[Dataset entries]
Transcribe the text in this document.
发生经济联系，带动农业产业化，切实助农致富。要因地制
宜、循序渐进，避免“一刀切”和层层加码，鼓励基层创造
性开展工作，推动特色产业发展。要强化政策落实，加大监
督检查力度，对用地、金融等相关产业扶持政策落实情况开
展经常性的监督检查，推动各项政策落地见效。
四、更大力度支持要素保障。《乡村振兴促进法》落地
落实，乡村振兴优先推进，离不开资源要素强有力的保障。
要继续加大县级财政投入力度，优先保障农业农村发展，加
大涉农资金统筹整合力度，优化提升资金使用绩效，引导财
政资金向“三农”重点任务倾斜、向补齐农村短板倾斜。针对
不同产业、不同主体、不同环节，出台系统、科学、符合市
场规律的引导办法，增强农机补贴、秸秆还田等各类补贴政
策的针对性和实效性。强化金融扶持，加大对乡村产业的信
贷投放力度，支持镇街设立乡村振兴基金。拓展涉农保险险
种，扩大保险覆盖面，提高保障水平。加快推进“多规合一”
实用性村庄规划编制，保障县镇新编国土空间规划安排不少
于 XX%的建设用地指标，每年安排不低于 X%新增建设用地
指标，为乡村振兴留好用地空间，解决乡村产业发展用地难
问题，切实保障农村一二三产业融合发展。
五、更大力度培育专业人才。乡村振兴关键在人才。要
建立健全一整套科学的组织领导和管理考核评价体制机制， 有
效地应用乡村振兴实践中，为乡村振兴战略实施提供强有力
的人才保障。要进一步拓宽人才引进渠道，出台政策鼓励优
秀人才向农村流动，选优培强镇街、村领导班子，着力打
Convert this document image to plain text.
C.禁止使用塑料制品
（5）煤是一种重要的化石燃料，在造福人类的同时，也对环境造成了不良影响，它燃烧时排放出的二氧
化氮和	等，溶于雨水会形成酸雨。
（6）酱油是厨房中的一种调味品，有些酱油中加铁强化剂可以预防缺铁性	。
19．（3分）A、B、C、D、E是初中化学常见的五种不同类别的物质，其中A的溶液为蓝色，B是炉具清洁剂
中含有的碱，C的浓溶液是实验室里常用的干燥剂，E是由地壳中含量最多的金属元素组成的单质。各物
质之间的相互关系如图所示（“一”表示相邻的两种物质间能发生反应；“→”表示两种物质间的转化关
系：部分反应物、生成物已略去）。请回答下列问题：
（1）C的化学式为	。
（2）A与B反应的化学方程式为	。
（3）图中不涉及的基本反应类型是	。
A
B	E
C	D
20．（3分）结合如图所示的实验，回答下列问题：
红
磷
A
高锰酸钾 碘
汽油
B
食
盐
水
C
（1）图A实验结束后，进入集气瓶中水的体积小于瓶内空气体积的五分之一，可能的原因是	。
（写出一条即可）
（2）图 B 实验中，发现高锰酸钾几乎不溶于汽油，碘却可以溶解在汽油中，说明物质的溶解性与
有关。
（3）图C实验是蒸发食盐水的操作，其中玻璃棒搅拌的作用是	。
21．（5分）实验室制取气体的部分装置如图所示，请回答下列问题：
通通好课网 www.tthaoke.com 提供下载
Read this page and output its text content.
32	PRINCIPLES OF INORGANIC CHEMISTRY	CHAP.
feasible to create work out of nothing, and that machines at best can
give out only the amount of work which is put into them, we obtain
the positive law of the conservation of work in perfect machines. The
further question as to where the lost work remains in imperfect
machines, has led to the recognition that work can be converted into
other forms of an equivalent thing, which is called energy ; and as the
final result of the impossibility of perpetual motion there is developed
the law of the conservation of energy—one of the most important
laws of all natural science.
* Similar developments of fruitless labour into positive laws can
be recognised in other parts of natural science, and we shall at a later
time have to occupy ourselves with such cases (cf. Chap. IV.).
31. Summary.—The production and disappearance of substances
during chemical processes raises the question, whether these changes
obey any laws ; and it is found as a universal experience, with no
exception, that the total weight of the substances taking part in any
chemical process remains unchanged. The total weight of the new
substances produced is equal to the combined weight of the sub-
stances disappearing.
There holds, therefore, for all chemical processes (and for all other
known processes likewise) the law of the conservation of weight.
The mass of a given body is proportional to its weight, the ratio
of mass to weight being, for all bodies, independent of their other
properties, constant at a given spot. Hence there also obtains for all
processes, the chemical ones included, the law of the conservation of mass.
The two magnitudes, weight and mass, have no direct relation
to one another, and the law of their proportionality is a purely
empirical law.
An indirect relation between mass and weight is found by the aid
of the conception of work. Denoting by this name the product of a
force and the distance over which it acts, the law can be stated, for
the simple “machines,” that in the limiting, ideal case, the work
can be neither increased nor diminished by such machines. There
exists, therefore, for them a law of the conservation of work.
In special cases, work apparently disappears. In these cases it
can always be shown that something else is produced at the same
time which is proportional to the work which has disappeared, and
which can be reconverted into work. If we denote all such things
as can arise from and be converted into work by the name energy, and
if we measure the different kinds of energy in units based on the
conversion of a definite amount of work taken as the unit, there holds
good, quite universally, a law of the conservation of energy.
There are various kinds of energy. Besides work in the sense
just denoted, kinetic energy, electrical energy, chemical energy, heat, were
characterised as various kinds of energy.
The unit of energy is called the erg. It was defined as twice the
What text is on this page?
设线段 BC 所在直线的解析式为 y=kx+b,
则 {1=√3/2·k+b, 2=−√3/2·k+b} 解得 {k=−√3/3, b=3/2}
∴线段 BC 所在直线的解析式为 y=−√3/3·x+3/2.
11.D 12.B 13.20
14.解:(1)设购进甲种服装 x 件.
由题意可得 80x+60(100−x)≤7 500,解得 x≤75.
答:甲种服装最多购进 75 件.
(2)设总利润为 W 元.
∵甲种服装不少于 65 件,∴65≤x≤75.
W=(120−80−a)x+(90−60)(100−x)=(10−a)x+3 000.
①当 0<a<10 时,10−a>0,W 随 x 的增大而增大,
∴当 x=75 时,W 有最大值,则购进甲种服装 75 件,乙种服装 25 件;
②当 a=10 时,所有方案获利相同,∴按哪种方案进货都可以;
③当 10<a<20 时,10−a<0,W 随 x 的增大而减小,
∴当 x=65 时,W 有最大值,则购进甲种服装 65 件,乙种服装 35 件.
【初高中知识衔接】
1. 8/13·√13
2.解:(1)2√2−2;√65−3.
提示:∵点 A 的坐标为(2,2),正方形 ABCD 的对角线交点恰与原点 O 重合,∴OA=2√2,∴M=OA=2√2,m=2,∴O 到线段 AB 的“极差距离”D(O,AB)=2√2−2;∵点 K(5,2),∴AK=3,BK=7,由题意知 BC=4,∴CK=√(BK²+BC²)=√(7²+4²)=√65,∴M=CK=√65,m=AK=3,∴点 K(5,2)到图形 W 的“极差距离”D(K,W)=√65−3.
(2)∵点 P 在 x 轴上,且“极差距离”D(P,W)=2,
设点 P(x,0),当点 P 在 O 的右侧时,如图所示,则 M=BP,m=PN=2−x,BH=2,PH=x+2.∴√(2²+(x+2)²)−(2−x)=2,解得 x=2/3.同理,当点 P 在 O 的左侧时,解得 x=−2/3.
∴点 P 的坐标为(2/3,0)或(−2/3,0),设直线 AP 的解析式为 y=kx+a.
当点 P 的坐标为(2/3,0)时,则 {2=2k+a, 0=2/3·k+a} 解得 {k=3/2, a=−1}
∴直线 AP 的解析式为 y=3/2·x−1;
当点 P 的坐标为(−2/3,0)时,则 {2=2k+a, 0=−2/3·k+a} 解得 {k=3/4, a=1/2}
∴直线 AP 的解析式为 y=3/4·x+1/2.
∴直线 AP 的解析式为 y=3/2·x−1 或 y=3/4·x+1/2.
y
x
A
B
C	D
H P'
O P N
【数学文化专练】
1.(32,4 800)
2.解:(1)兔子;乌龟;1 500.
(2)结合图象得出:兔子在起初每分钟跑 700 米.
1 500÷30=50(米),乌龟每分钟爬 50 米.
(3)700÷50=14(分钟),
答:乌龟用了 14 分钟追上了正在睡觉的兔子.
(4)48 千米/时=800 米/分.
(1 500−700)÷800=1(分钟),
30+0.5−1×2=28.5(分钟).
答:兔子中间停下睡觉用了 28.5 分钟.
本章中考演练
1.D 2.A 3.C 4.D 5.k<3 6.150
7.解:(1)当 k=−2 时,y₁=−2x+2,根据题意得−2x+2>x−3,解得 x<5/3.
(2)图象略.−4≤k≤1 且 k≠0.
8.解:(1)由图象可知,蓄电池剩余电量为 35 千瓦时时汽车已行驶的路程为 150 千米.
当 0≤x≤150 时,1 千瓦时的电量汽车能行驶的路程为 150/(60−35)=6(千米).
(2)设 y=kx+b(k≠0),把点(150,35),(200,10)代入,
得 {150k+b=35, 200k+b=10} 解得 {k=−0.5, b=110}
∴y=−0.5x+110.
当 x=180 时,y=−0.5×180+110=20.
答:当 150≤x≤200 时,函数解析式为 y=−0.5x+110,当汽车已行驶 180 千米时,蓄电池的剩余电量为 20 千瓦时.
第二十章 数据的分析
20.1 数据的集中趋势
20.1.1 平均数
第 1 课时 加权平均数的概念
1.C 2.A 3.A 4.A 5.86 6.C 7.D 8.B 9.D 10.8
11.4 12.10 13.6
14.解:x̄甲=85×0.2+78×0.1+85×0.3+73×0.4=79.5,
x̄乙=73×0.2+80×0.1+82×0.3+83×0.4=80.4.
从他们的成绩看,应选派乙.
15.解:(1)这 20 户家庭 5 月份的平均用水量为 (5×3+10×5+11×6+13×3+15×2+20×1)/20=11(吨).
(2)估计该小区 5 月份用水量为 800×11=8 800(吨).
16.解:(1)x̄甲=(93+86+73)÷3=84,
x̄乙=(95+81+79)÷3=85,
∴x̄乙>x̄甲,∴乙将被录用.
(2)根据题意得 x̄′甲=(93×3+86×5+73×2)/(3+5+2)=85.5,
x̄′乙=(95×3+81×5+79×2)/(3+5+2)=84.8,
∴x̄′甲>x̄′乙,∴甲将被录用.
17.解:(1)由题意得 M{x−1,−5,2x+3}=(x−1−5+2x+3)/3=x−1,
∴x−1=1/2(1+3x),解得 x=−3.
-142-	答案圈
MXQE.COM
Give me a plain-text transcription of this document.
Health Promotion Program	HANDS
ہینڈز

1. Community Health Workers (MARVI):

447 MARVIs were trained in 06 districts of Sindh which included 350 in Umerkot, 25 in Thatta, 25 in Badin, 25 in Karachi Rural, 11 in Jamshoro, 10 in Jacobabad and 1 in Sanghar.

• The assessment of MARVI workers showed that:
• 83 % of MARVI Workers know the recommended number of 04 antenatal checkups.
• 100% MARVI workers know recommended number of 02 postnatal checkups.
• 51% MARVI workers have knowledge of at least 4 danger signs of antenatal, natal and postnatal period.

AIM OF THE EXERCISE: Count how many lines hold the string "science" and give that number alone.

RIGHT ANSWER: 2